-- START OF DATA SUPPLIED --

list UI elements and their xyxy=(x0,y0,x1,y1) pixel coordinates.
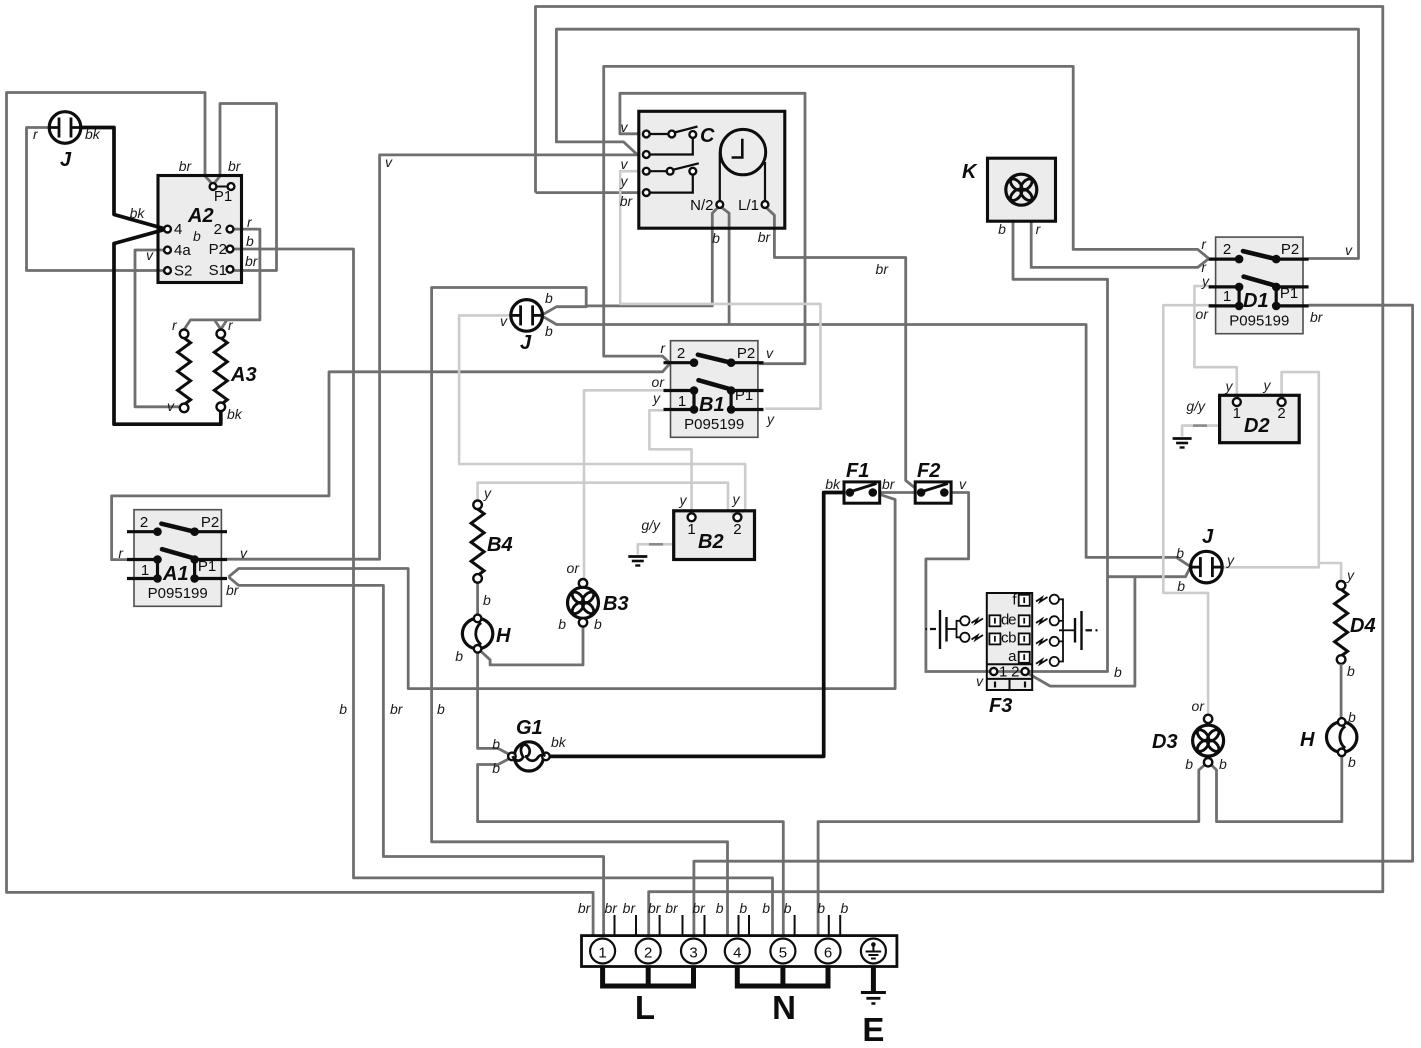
svg-text:y: y xyxy=(766,411,775,427)
wire br D1-P1 to terminal 3 xyxy=(694,305,1413,935)
svg-text:b: b xyxy=(998,221,1006,237)
svg-text:b: b xyxy=(545,323,553,339)
wire b D3 right leg to H-right xyxy=(1209,754,1342,822)
fan block K xyxy=(988,158,1056,221)
svg-text:b: b xyxy=(1177,578,1185,594)
svg-text:y: y xyxy=(1201,273,1210,289)
wire r J to A2-S2 xyxy=(27,128,165,271)
wire v A2-4a to A3 xyxy=(135,250,180,407)
svg-text:b: b xyxy=(1348,754,1356,770)
svg-text:b: b xyxy=(841,900,849,916)
svg-text:b: b xyxy=(193,228,201,244)
fan D3 xyxy=(1204,715,1212,723)
svg-text:br: br xyxy=(1310,309,1324,325)
switch block D1 fill xyxy=(1216,237,1303,334)
svg-text:D4: D4 xyxy=(1350,615,1376,637)
svg-text:1: 1 xyxy=(141,562,149,579)
svg-text:P095199: P095199 xyxy=(1229,313,1289,330)
svg-text:b: b xyxy=(246,233,254,249)
svg-text:b: b xyxy=(1008,630,1016,647)
svg-text:b: b xyxy=(1114,664,1122,680)
svg-text:v: v xyxy=(500,313,508,329)
svg-text:2: 2 xyxy=(1277,405,1285,422)
svg-text:B2: B2 xyxy=(698,531,724,553)
svg-text:br: br xyxy=(692,900,706,916)
svg-text:b: b xyxy=(1185,756,1193,772)
svg-text:P2: P2 xyxy=(209,241,227,258)
C switch 2 xyxy=(643,168,650,175)
N bridge xyxy=(737,967,828,987)
svg-text:v: v xyxy=(621,119,629,135)
wire y D2 pin2 riser to J-right and D4 xyxy=(1223,372,1319,567)
svg-text:N: N xyxy=(772,989,796,1026)
svg-text:L/1: L/1 xyxy=(738,197,759,214)
svg-text:y: y xyxy=(1263,377,1272,393)
svg-text:B1: B1 xyxy=(699,394,725,416)
lamp G1 xyxy=(514,742,543,771)
svg-text:P1: P1 xyxy=(214,188,232,205)
wire or B1-1 upper to B3 top xyxy=(584,390,664,578)
svg-text:F1: F1 xyxy=(846,460,869,482)
svg-text:v: v xyxy=(1345,242,1353,258)
svg-text:2: 2 xyxy=(140,514,148,531)
block D2 xyxy=(1220,395,1300,442)
svg-text:P1: P1 xyxy=(198,558,216,575)
wire br A2-P1 left loop to T2 bus xyxy=(7,93,594,936)
svg-text:b: b xyxy=(817,900,825,916)
terminal stubs xyxy=(615,915,841,936)
wire y D1-1 upper to D2 pin1 xyxy=(1194,286,1236,397)
svg-text:br: br xyxy=(623,900,637,916)
resistor A3 (left) xyxy=(180,330,189,339)
svg-text:2: 2 xyxy=(1011,664,1019,681)
svg-text:v: v xyxy=(167,398,175,414)
svg-text:b: b xyxy=(492,736,500,752)
svg-text:B3: B3 xyxy=(603,593,629,615)
wire br F1-F2 link xyxy=(874,491,920,494)
svg-text:y: y xyxy=(652,390,661,406)
svg-text:2: 2 xyxy=(1223,241,1231,258)
svg-text:P2: P2 xyxy=(737,345,755,362)
svg-text:b: b xyxy=(1176,545,1184,561)
svg-text:or: or xyxy=(1192,698,1206,714)
svg-text:P1: P1 xyxy=(735,387,753,404)
svg-text:H: H xyxy=(1300,729,1315,751)
E earth xyxy=(871,967,876,993)
svg-text:v: v xyxy=(766,345,774,361)
svg-text:br: br xyxy=(648,900,662,916)
svg-text:A3: A3 xyxy=(230,364,257,386)
svg-text:D3: D3 xyxy=(1152,731,1178,753)
svg-text:y: y xyxy=(732,491,741,507)
svg-text:L: L xyxy=(635,989,655,1026)
bottom wire colour labels xyxy=(578,900,849,916)
svg-text:or: or xyxy=(1196,306,1210,322)
svg-text:6: 6 xyxy=(824,945,832,962)
svg-text:D2: D2 xyxy=(1244,415,1270,437)
wire outer frame left vertical to T2 bus xyxy=(536,7,1383,936)
wire v F2 to F3 pin1 xyxy=(926,493,969,671)
svg-text:A2: A2 xyxy=(187,205,214,227)
svg-text:bk: bk xyxy=(130,205,146,221)
F3 right spark electrodes xyxy=(1050,595,1098,666)
wire r A3 right top v-dip xyxy=(215,320,228,329)
svg-text:5: 5 xyxy=(779,945,787,962)
svg-text:1: 1 xyxy=(678,393,686,410)
resistor D4 xyxy=(1337,581,1346,590)
wire y B1-1 lower to B2 pin1 xyxy=(649,410,691,512)
svg-text:bk: bk xyxy=(825,476,841,492)
wire bk G1 to F1 xyxy=(550,493,848,757)
svg-text:bk: bk xyxy=(227,406,243,422)
svg-text:b: b xyxy=(483,592,491,608)
svg-text:y: y xyxy=(483,485,492,501)
terminal circles xyxy=(590,939,840,964)
terminal strip xyxy=(582,936,897,967)
svg-text:D1: D1 xyxy=(1243,290,1269,312)
wire g/y D2 to ground xyxy=(1182,426,1218,437)
svg-text:v: v xyxy=(976,673,984,689)
A2 pins xyxy=(164,226,171,233)
C clock xyxy=(720,129,765,174)
svg-text:2: 2 xyxy=(677,345,685,362)
ignition block F3 xyxy=(987,593,1032,690)
svg-text:J: J xyxy=(520,332,532,354)
svg-text:b: b xyxy=(716,900,724,916)
svg-text:br: br xyxy=(245,253,259,269)
svg-text:e: e xyxy=(1008,612,1016,629)
F3 spark arrows xyxy=(972,597,1048,664)
wire b F3 pin2 to J/K node xyxy=(1027,577,1135,686)
svg-text:y: y xyxy=(620,173,629,189)
svg-text:b: b xyxy=(1219,756,1227,772)
svg-text:K: K xyxy=(962,161,978,183)
svg-text:2: 2 xyxy=(644,945,652,962)
wire r K to D1-2 xyxy=(1031,221,1208,267)
svg-text:P095199: P095199 xyxy=(148,585,208,602)
svg-text:a: a xyxy=(1008,648,1017,665)
svg-text:F2: F2 xyxy=(917,460,940,482)
wire b C N/2 right branch xyxy=(720,206,729,325)
block B2 fill xyxy=(674,511,755,560)
svg-text:b: b xyxy=(558,616,566,632)
svg-text:P2: P2 xyxy=(1281,241,1299,258)
svg-text:H: H xyxy=(496,625,511,647)
svg-text:E: E xyxy=(862,1011,884,1048)
svg-text:br: br xyxy=(228,158,242,174)
svg-text:J: J xyxy=(1202,526,1214,548)
wire b K down to J-right and F3 row xyxy=(925,221,1108,671)
wire b B4 to H top xyxy=(476,582,479,616)
wire y C pin3 to B1-P1 lower xyxy=(620,171,820,409)
switch block D1 xyxy=(1209,237,1309,334)
svg-text:g/y: g/y xyxy=(1186,398,1206,414)
svg-text:2: 2 xyxy=(214,221,222,238)
wire b H bottom to B3 bottom xyxy=(480,626,584,665)
svg-text:b: b xyxy=(1347,663,1355,679)
switch F1 xyxy=(844,482,880,503)
svg-text:br: br xyxy=(876,261,890,277)
switch block B1 fill xyxy=(671,341,758,438)
svg-text:A1: A1 xyxy=(162,563,189,585)
svg-text:4a: 4a xyxy=(174,242,191,259)
wire br C pin4 outer frame to T6 xyxy=(536,191,641,194)
svg-text:F3: F3 xyxy=(989,695,1012,717)
switch F2 xyxy=(915,482,951,503)
wire v C pin1 over top to B1-P2 xyxy=(620,93,805,363)
wire b J-mid top lead to terminal 4 xyxy=(432,288,728,936)
svg-text:2: 2 xyxy=(733,521,741,538)
svg-text:br: br xyxy=(882,476,896,492)
resistor A3 (right) xyxy=(217,330,226,339)
F3 left spark electrodes xyxy=(926,610,970,649)
svg-text:v: v xyxy=(385,154,393,170)
lamp J (top-left) xyxy=(49,112,81,144)
svg-text:g/y: g/y xyxy=(641,517,661,533)
svg-text:bk: bk xyxy=(85,126,101,142)
svg-text:br: br xyxy=(665,900,679,916)
block A2 fill xyxy=(158,176,242,283)
wire br A1-P1 upper branch to F1 xyxy=(229,493,896,689)
svg-text:or: or xyxy=(652,374,666,390)
svg-text:1: 1 xyxy=(1233,405,1241,422)
wire v J-mid left lead to B2 pin2 xyxy=(459,315,745,515)
svg-text:N/2: N/2 xyxy=(690,197,713,214)
wire v D1-P2 over top to C pin2 xyxy=(556,29,1358,258)
svg-text:v: v xyxy=(240,545,248,561)
svg-text:b: b xyxy=(437,701,445,717)
svg-text:br: br xyxy=(604,900,618,916)
wire g/y B2 to ground xyxy=(638,544,673,554)
wire b J-mid bottom lead bus to J-right xyxy=(544,317,1190,566)
svg-text:S1: S1 xyxy=(209,262,227,279)
svg-text:b: b xyxy=(762,900,770,916)
svg-text:b: b xyxy=(712,230,720,246)
lamp J (middle) xyxy=(511,300,543,332)
ground (D2) xyxy=(1173,439,1192,448)
switch block A1 fill xyxy=(134,510,221,607)
svg-text:v: v xyxy=(146,247,154,263)
svg-text:br: br xyxy=(179,158,193,174)
svg-text:1: 1 xyxy=(1223,288,1231,305)
svg-text:or: or xyxy=(567,560,581,576)
switch block A1 xyxy=(127,510,227,607)
svg-text:1: 1 xyxy=(999,664,1007,681)
svg-text:B4: B4 xyxy=(487,534,513,556)
svg-text:b: b xyxy=(594,616,602,632)
wire b H bottom down with G1 detour to T5 bus xyxy=(478,651,510,755)
block B2 xyxy=(674,511,755,560)
wire br C L/1 down to F2 xyxy=(765,206,920,491)
wire b C N/2 left branch xyxy=(588,206,720,306)
svg-text:v: v xyxy=(621,156,629,172)
wire v A1 to C pin2 xyxy=(227,155,639,559)
timer block C fill xyxy=(639,111,785,228)
block A2 xyxy=(158,176,242,283)
svg-text:b: b xyxy=(339,701,347,717)
wire b A2-P2 down to terminal 5 xyxy=(234,249,773,936)
wire or D1-1 lower to D3 top xyxy=(1163,305,1212,713)
svg-text:br: br xyxy=(226,582,240,598)
svg-text:3: 3 xyxy=(689,945,697,962)
L bridge xyxy=(603,967,694,987)
wire br A2-S1 loop to P1 xyxy=(215,104,277,271)
svg-text:S2: S2 xyxy=(174,263,192,280)
ignition block F3 fill xyxy=(987,593,1032,690)
svg-text:G1: G1 xyxy=(516,717,543,739)
svg-text:P1: P1 xyxy=(1280,285,1298,302)
svg-text:y: y xyxy=(679,492,688,508)
svg-text:b: b xyxy=(455,648,463,664)
svg-text:br: br xyxy=(390,701,404,717)
wire b terminal 6 to D3 left leg xyxy=(818,763,1207,936)
ground (B2) xyxy=(628,557,647,566)
lamp J (right) xyxy=(1191,551,1223,583)
svg-text:4: 4 xyxy=(174,221,182,238)
wire r B1-2 over top to D1-2 xyxy=(604,66,1209,363)
wire br A1-P1 lower branch to terminal 1 xyxy=(229,577,604,936)
svg-text:b: b xyxy=(492,760,500,776)
svg-text:C: C xyxy=(700,125,715,147)
block fills (under wires) xyxy=(134,111,1303,690)
svg-text:b: b xyxy=(545,290,553,306)
lamp H (right) xyxy=(1327,718,1357,756)
terminal earth symbol xyxy=(861,939,886,964)
svg-text:b: b xyxy=(739,900,747,916)
resistor B4 xyxy=(473,501,482,510)
svg-text:P095199: P095199 xyxy=(684,416,744,433)
svg-text:4: 4 xyxy=(733,945,741,962)
timer block C xyxy=(639,111,785,228)
block D2 fill xyxy=(1220,395,1300,442)
svg-text:1: 1 xyxy=(687,521,695,538)
svg-text:br: br xyxy=(578,900,592,916)
fan block K fill xyxy=(988,158,1056,221)
svg-text:bk: bk xyxy=(551,734,567,750)
svg-text:P2: P2 xyxy=(201,514,219,531)
switch block B1 xyxy=(664,341,764,438)
wire r A2-2 to A3 tops xyxy=(184,229,260,329)
C motor leads xyxy=(719,153,721,202)
svg-text:b: b xyxy=(1348,709,1356,725)
wire bk J-top through A2-4 to A3 bottom xyxy=(81,128,221,425)
svg-text:y: y xyxy=(1225,378,1234,394)
fan B3 xyxy=(579,579,587,587)
svg-text:1: 1 xyxy=(598,945,606,962)
svg-text:y: y xyxy=(1346,567,1355,583)
wire b D4 to H-right xyxy=(1340,664,1343,721)
svg-text:br: br xyxy=(758,229,772,245)
wire y D4 top to riser xyxy=(1319,563,1341,581)
svg-text:v: v xyxy=(959,476,967,492)
wire b branch to J-right lower lead xyxy=(1108,568,1190,577)
svg-text:b: b xyxy=(784,900,792,916)
lamp H (left) xyxy=(462,615,492,653)
svg-text:y: y xyxy=(1226,552,1235,568)
wire y B4 top to B2 pin2 xyxy=(478,483,735,515)
wire r A1-1 up to B1-2 xyxy=(112,364,670,560)
svg-text:J: J xyxy=(60,149,72,171)
svg-text:br: br xyxy=(620,193,634,209)
C switch 1 xyxy=(643,131,650,138)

-- END OF DATA SUPPLIED --

» **TASK STATEMENT**: Update the part of the data that opens with the line containing "svg-text:y: y xyxy=(766,411,775,427)" and closes with the line containing "switch block D1 fill xyxy=(1216,237,1303,334)". Give those lines again with "fan" changed to "blower" and everything else left as it is.

» **ANSWER**:
svg-text:y: y xyxy=(766,411,775,427)
wire br D1-P1 to terminal 3 xyxy=(694,305,1413,935)
svg-text:b: b xyxy=(998,221,1006,237)
svg-text:b: b xyxy=(545,323,553,339)
wire b D3 right leg to H-right xyxy=(1209,754,1342,822)
blower block K xyxy=(988,158,1056,221)
svg-text:b: b xyxy=(1177,578,1185,594)
svg-text:y: y xyxy=(1201,273,1210,289)
wire r J to A2-S2 xyxy=(27,128,165,271)
wire v A2-4a to A3 xyxy=(135,250,180,407)
svg-text:b: b xyxy=(1348,754,1356,770)
svg-text:b: b xyxy=(841,900,849,916)
svg-text:b: b xyxy=(193,228,201,244)
blower D3 xyxy=(1204,715,1212,723)
svg-text:br: br xyxy=(1310,309,1324,325)
switch block D1 fill xyxy=(1216,237,1303,334)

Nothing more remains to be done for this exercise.